From the entries below, please gather each line containing the string "content".

Available records:
- - -
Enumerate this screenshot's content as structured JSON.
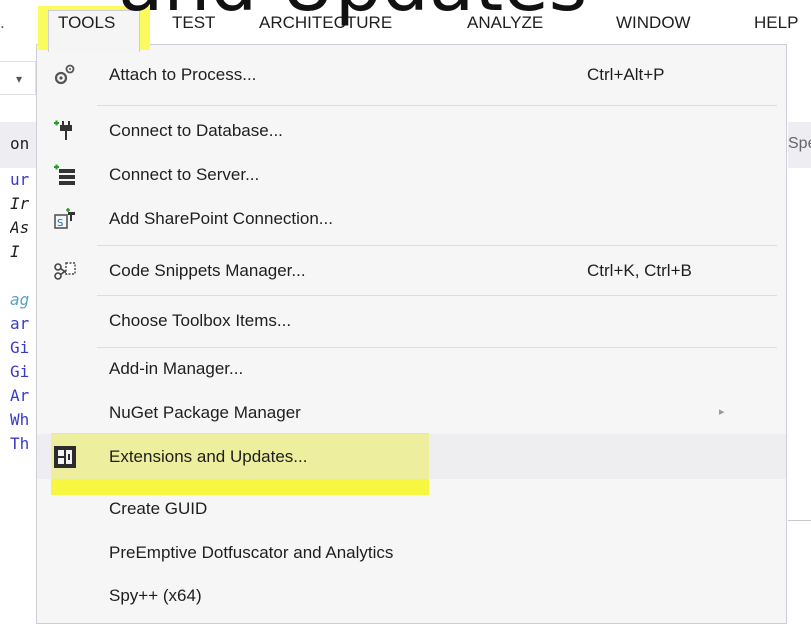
{
  "overlay_caption": "and Updates",
  "menubar": {
    "items": [
      {
        "label": "TOOLS",
        "active": true
      },
      {
        "label": "TEST"
      },
      {
        "label": "ARCHITECTURE"
      },
      {
        "label": "ANALYZE"
      },
      {
        "label": "WINDOW"
      },
      {
        "label": "HELP"
      }
    ]
  },
  "editor": {
    "code_lines": [
      {
        "text": "on",
        "color": "#1e1e1e"
      },
      {
        "text": "ur",
        "color": "#3a3ac8"
      },
      {
        "text": "Ir",
        "color": "#1e1e1e"
      },
      {
        "text": "As",
        "color": "#1e1e1e"
      },
      {
        "text": "I",
        "color": "#1e1e1e"
      },
      {
        "text": "ag",
        "color": "#5aa0c8"
      },
      {
        "text": "ar",
        "color": "#3a3ac8"
      },
      {
        "text": "Gi",
        "color": "#3a3ac8"
      },
      {
        "text": "Gi",
        "color": "#3a3ac8"
      },
      {
        "text": "Ar",
        "color": "#3a3ac8"
      },
      {
        "text": "Wh",
        "color": "#3a3ac8"
      },
      {
        "text": "Th",
        "color": "#3a3ac8"
      }
    ],
    "right_fragment": "Spe"
  },
  "tools_menu": {
    "items": [
      {
        "label": "Attach to Process...",
        "shortcut": "Ctrl+Alt+P",
        "icon": "attach-process-icon"
      },
      {
        "label": "Connect to Database...",
        "shortcut": "",
        "icon": "connect-database-icon"
      },
      {
        "label": "Connect to Server...",
        "shortcut": "",
        "icon": "connect-server-icon"
      },
      {
        "label": "Add SharePoint Connection...",
        "shortcut": "",
        "icon": "sharepoint-icon"
      },
      {
        "label": "Code Snippets Manager...",
        "shortcut": "Ctrl+K, Ctrl+B",
        "icon": "code-snippets-icon"
      },
      {
        "label": "Choose Toolbox Items...",
        "shortcut": "",
        "icon": ""
      },
      {
        "label": "Add-in Manager...",
        "shortcut": "",
        "icon": ""
      },
      {
        "label": "NuGet Package Manager",
        "shortcut": "",
        "icon": "",
        "submenu": true
      },
      {
        "label": "Extensions and Updates...",
        "shortcut": "",
        "icon": "extensions-icon",
        "hovered": true
      },
      {
        "label": "Create GUID",
        "shortcut": "",
        "icon": ""
      },
      {
        "label": "PreEmptive Dotfuscator and Analytics",
        "shortcut": "",
        "icon": ""
      },
      {
        "label": "Spy++ (x64)",
        "shortcut": "",
        "icon": ""
      }
    ],
    "submenu_arrow": "▸"
  },
  "colors": {
    "highlight": "#f7f742",
    "menu_bg": "#f6f6f6",
    "hover_bg": "#e8e8ec",
    "border": "#cccedb"
  }
}
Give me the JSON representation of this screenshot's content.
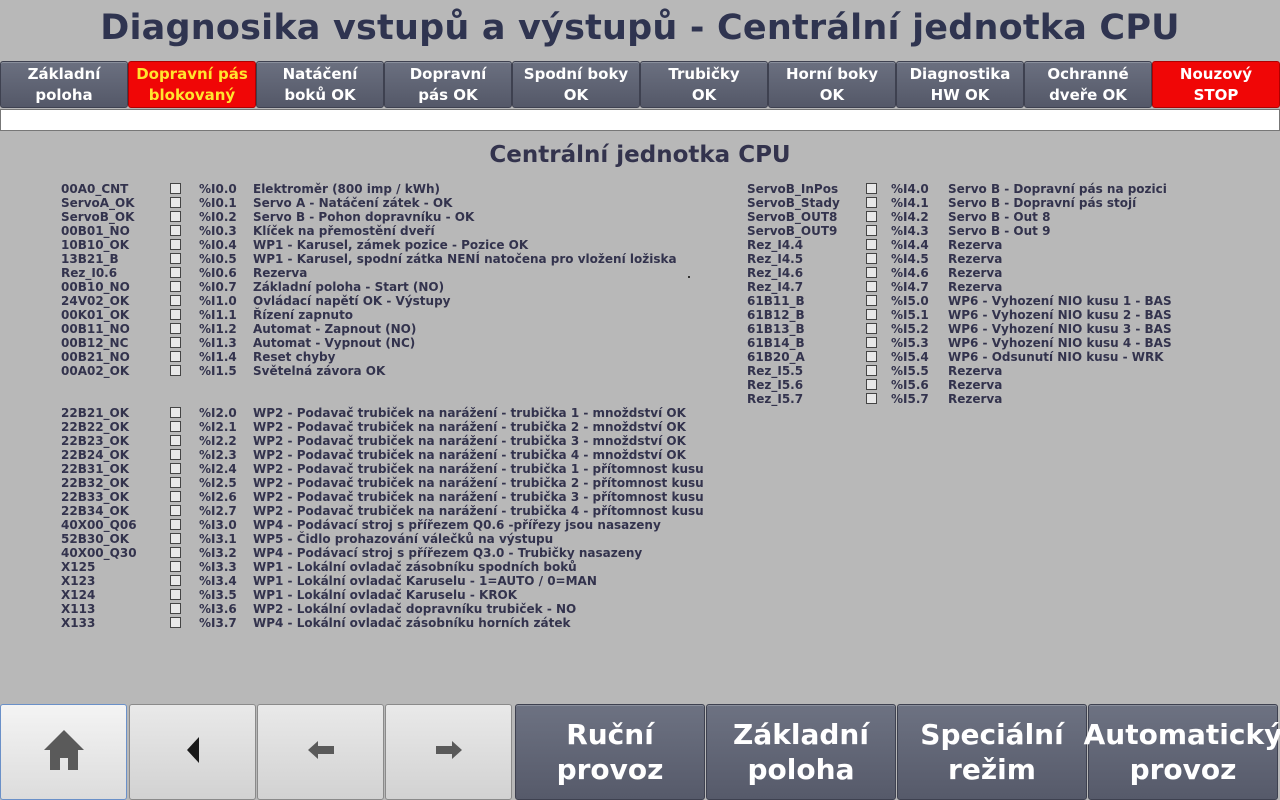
{
  "title": "Diagnosika vstupů a výstupů - Centrální jednotka CPU",
  "status_buttons": [
    {
      "label": "Základní\npoloha",
      "state": "normal"
    },
    {
      "label": "Dopravní pás\nblokovaný",
      "state": "warn"
    },
    {
      "label": "Natáčení\nboků OK",
      "state": "normal"
    },
    {
      "label": "Dopravní\npás OK",
      "state": "normal"
    },
    {
      "label": "Spodní boky\nOK",
      "state": "normal"
    },
    {
      "label": "Trubičky\nOK",
      "state": "normal"
    },
    {
      "label": "Horní boky\nOK",
      "state": "normal"
    },
    {
      "label": "Diagnostika\nHW OK",
      "state": "normal"
    },
    {
      "label": "Ochranné\ndveře OK",
      "state": "normal"
    },
    {
      "label": "Nouzový\nSTOP",
      "state": "stop"
    }
  ],
  "section_title": "Centrální jednotka CPU",
  "left_inputs_group1": [
    {
      "tag": "00A0_CNT",
      "address": "%I0.0",
      "description": "Elektroměr (800 imp / kWh)",
      "checked": false
    },
    {
      "tag": "ServoA_OK",
      "address": "%I0.1",
      "description": "Servo A - Natáčení zátek - OK",
      "checked": false
    },
    {
      "tag": "ServoB_OK",
      "address": "%I0.2",
      "description": "Servo B - Pohon dopravníku - OK",
      "checked": false
    },
    {
      "tag": "00B01_NO",
      "address": "%I0.3",
      "description": "Klíček na přemostění dveří",
      "checked": false
    },
    {
      "tag": "10B10_OK",
      "address": "%I0.4",
      "description": "WP1 - Karusel, zámek pozice - Pozice OK",
      "checked": false
    },
    {
      "tag": "13B21_B",
      "address": "%I0.5",
      "description": "WP1 - Karusel, spodní zátka NENÍ natočena pro vložení ložiska",
      "checked": false
    },
    {
      "tag": "Rez_I0.6",
      "address": "%I0.6",
      "description": "Rezerva",
      "checked": false
    },
    {
      "tag": "00B10_NO",
      "address": "%I0.7",
      "description": "Základní poloha - Start (NO)",
      "checked": false
    },
    {
      "tag": "24V02_OK",
      "address": "%I1.0",
      "description": "Ovládací napětí OK - Výstupy",
      "checked": false
    },
    {
      "tag": "00K01_OK",
      "address": "%I1.1",
      "description": "Řízení zapnuto",
      "checked": false
    },
    {
      "tag": "00B11_NO",
      "address": "%I1.2",
      "description": "Automat - Zapnout (NO)",
      "checked": false
    },
    {
      "tag": "00B12_NC",
      "address": "%I1.3",
      "description": "Automat - Vypnout (NC)",
      "checked": false
    },
    {
      "tag": "00B21_NO",
      "address": "%I1.4",
      "description": "Reset chyby",
      "checked": false
    },
    {
      "tag": "00A02_OK",
      "address": "%I1.5",
      "description": "Světelná závora OK",
      "checked": false
    }
  ],
  "left_inputs_group2": [
    {
      "tag": "22B21_OK",
      "address": "%I2.0",
      "description": "WP2 - Podavač trubiček na narážení - trubička 1 - množdství OK",
      "checked": false
    },
    {
      "tag": "22B22_OK",
      "address": "%I2.1",
      "description": "WP2 - Podavač trubiček na narážení - trubička 2 - množdství OK",
      "checked": false
    },
    {
      "tag": "22B23_OK",
      "address": "%I2.2",
      "description": "WP2 - Podavač trubiček na narážení - trubička 3 - množdství OK",
      "checked": false
    },
    {
      "tag": "22B24_OK",
      "address": "%I2.3",
      "description": "WP2 - Podavač trubiček na narážení - trubička 4 - množdství OK",
      "checked": false
    },
    {
      "tag": "22B31_OK",
      "address": "%I2.4",
      "description": "WP2 - Podavač trubiček na narážení - trubička 1 - přítomnost kusu",
      "checked": false
    },
    {
      "tag": "22B32_OK",
      "address": "%I2.5",
      "description": "WP2 - Podavač trubiček na narážení - trubička 2 - přítomnost kusu",
      "checked": false
    },
    {
      "tag": "22B33_OK",
      "address": "%I2.6",
      "description": "WP2 - Podavač trubiček na narážení - trubička 3 - přítomnost kusu",
      "checked": false
    },
    {
      "tag": "22B34_OK",
      "address": "%I2.7",
      "description": "WP2 - Podavač trubiček na narážení - trubička 4 - přítomnost kusu",
      "checked": false
    },
    {
      "tag": "40X00_Q06",
      "address": "%I3.0",
      "description": "WP4 - Podávací stroj s přířezem Q0.6 -přířezy jsou nasazeny",
      "checked": false
    },
    {
      "tag": "52B30_OK",
      "address": "%I3.1",
      "description": "WP5 - Čidlo prohazování válečků na výstupu",
      "checked": false
    },
    {
      "tag": "40X00_Q30",
      "address": "%I3.2",
      "description": "WP4 - Podávací stroj s přířezem Q3.0 - Trubičky nasazeny",
      "checked": false
    },
    {
      "tag": "X125",
      "address": "%I3.3",
      "description": "WP1 - Lokální ovladač zásobníku spodních boků",
      "checked": false
    },
    {
      "tag": "X123",
      "address": "%I3.4",
      "description": "WP1 - Lokální ovladač Karuselu - 1=AUTO / 0=MAN",
      "checked": false
    },
    {
      "tag": "X124",
      "address": "%I3.5",
      "description": "WP1 - Lokální ovladač Karuselu - KROK",
      "checked": false
    },
    {
      "tag": "X113",
      "address": "%I3.6",
      "description": "WP2 - Lokální ovladač dopravníku trubiček - NO",
      "checked": false
    },
    {
      "tag": "X133",
      "address": "%I3.7",
      "description": "WP4 - Lokální ovladač zásobníku horních zátek",
      "checked": false
    }
  ],
  "right_inputs": [
    {
      "tag": "ServoB_InPos",
      "address": "%I4.0",
      "description": "Servo B - Dopravní pás na pozici",
      "checked": false
    },
    {
      "tag": "ServoB_Stady",
      "address": "%I4.1",
      "description": "Servo B - Dopravní pás stojí",
      "checked": false
    },
    {
      "tag": "ServoB_OUT8",
      "address": "%I4.2",
      "description": "Servo B - Out 8",
      "checked": false
    },
    {
      "tag": "ServoB_OUT9",
      "address": "%I4.3",
      "description": "Servo B - Out 9",
      "checked": false
    },
    {
      "tag": "Rez_I4.4",
      "address": "%I4.4",
      "description": "Rezerva",
      "checked": false
    },
    {
      "tag": "Rez_I4.5",
      "address": "%I4.5",
      "description": "Rezerva",
      "checked": false
    },
    {
      "tag": "Rez_I4.6",
      "address": "%I4.6",
      "description": "Rezerva",
      "checked": false
    },
    {
      "tag": "Rez_I4.7",
      "address": "%I4.7",
      "description": "Rezerva",
      "checked": false
    },
    {
      "tag": "61B11_B",
      "address": "%I5.0",
      "description": "WP6 - Vyhození NIO kusu 1 - BAS",
      "checked": false
    },
    {
      "tag": "61B12_B",
      "address": "%I5.1",
      "description": "WP6 - Vyhození NIO kusu 2 - BAS",
      "checked": false
    },
    {
      "tag": "61B13_B",
      "address": "%I5.2",
      "description": "WP6 - Vyhození NIO kusu 3 - BAS",
      "checked": false
    },
    {
      "tag": "61B14_B",
      "address": "%I5.3",
      "description": "WP6 - Vyhození NIO kusu 4 - BAS",
      "checked": false
    },
    {
      "tag": "61B20_A",
      "address": "%I5.4",
      "description": "WP6 - Odsunutí NIO kusu - WRK",
      "checked": false
    },
    {
      "tag": "Rez_I5.5",
      "address": "%I5.5",
      "description": "Rezerva",
      "checked": false
    },
    {
      "tag": "Rez_I5.6",
      "address": "%I5.6",
      "description": "Rezerva",
      "checked": false
    },
    {
      "tag": "Rez_I5.7",
      "address": "%I5.7",
      "description": "Rezerva",
      "checked": false
    }
  ],
  "nav_buttons": [
    {
      "name": "home-button",
      "icon": "home-icon"
    },
    {
      "name": "back-button",
      "icon": "triangle-left-icon"
    },
    {
      "name": "previous-page-button",
      "icon": "arrow-left-icon"
    },
    {
      "name": "next-page-button",
      "icon": "arrow-right-icon"
    }
  ],
  "mode_buttons": [
    {
      "label": "Ruční\nprovoz"
    },
    {
      "label": "Základní\npoloha"
    },
    {
      "label": "Speciální\nrežim"
    },
    {
      "label": "Automatický\nprovoz"
    }
  ],
  "colors": {
    "background": "#b8b8b8",
    "text": "#33334d",
    "button": "#5d6172",
    "warn_bg": "#f00606",
    "warn_text": "#ffe52e"
  }
}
- - -
Output of the task:
Enumerate this screenshot's content as structured JSON.
Give me the JSON representation of this screenshot's content.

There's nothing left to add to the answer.